## [GIVEN REQUEST]
Reproduce all of the records exactly.

## [Structured figure records]
## begin

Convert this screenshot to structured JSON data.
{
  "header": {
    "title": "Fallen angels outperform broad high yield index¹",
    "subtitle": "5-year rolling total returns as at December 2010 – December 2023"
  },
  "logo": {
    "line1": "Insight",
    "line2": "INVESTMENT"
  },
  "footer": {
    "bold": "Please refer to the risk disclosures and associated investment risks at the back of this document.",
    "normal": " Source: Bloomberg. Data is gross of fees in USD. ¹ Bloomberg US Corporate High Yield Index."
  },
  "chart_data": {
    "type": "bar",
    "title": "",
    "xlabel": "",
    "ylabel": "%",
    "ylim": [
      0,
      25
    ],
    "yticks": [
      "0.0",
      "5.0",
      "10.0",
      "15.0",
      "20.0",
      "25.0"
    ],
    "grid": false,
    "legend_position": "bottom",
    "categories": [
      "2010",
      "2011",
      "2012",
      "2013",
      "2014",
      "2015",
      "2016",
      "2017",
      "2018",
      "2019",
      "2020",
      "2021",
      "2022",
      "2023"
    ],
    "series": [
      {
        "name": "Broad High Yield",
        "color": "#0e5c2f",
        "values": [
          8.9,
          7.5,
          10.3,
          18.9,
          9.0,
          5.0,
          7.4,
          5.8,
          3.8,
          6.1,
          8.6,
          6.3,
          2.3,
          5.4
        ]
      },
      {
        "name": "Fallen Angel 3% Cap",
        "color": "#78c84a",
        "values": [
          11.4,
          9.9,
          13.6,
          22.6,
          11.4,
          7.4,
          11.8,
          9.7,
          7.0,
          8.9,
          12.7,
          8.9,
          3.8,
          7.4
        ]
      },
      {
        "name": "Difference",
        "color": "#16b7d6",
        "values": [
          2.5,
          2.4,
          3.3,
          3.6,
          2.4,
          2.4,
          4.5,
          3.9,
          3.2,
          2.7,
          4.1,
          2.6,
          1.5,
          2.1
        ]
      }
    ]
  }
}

## end

## [RESPONSE]
Convert this screenshot to structured JSON data.
{
  "header": {
    "title": "Fallen angels outperform broad high yield index¹",
    "subtitle": "5-year rolling total returns as at December 2010 – December 2023"
  },
  "logo": {
    "line1": "Insight",
    "line2": "INVESTMENT"
  },
  "footer": {
    "bold": "Please refer to the risk disclosures and associated investment risks at the back of this document.",
    "normal": " Source: Bloomberg. Data is gross of fees in USD. ¹ Bloomberg US Corporate High Yield Index."
  },
  "chart_data": {
    "type": "bar",
    "title": "",
    "xlabel": "",
    "ylabel": "%",
    "ylim": [
      0,
      25
    ],
    "yticks": [
      "0.0",
      "5.0",
      "10.0",
      "15.0",
      "20.0",
      "25.0"
    ],
    "grid": false,
    "legend_position": "bottom",
    "categories": [
      "2010",
      "2011",
      "2012",
      "2013",
      "2014",
      "2015",
      "2016",
      "2017",
      "2018",
      "2019",
      "2020",
      "2021",
      "2022",
      "2023"
    ],
    "series": [
      {
        "name": "Broad High Yield",
        "color": "#0e5c2f",
        "values": [
          8.9,
          7.5,
          10.3,
          18.9,
          9.0,
          5.0,
          7.4,
          5.8,
          3.8,
          6.1,
          8.6,
          6.3,
          2.3,
          5.4
        ]
      },
      {
        "name": "Fallen Angel 3% Cap",
        "color": "#78c84a",
        "values": [
          11.4,
          9.9,
          13.6,
          22.6,
          11.4,
          7.4,
          11.8,
          9.7,
          7.0,
          8.9,
          12.7,
          8.9,
          3.8,
          7.4
        ]
      },
      {
        "name": "Difference",
        "color": "#16b7d6",
        "values": [
          2.5,
          2.4,
          3.3,
          3.6,
          2.4,
          2.4,
          4.5,
          3.9,
          3.2,
          2.7,
          4.1,
          2.6,
          1.5,
          2.1
        ]
      }
    ]
  }
}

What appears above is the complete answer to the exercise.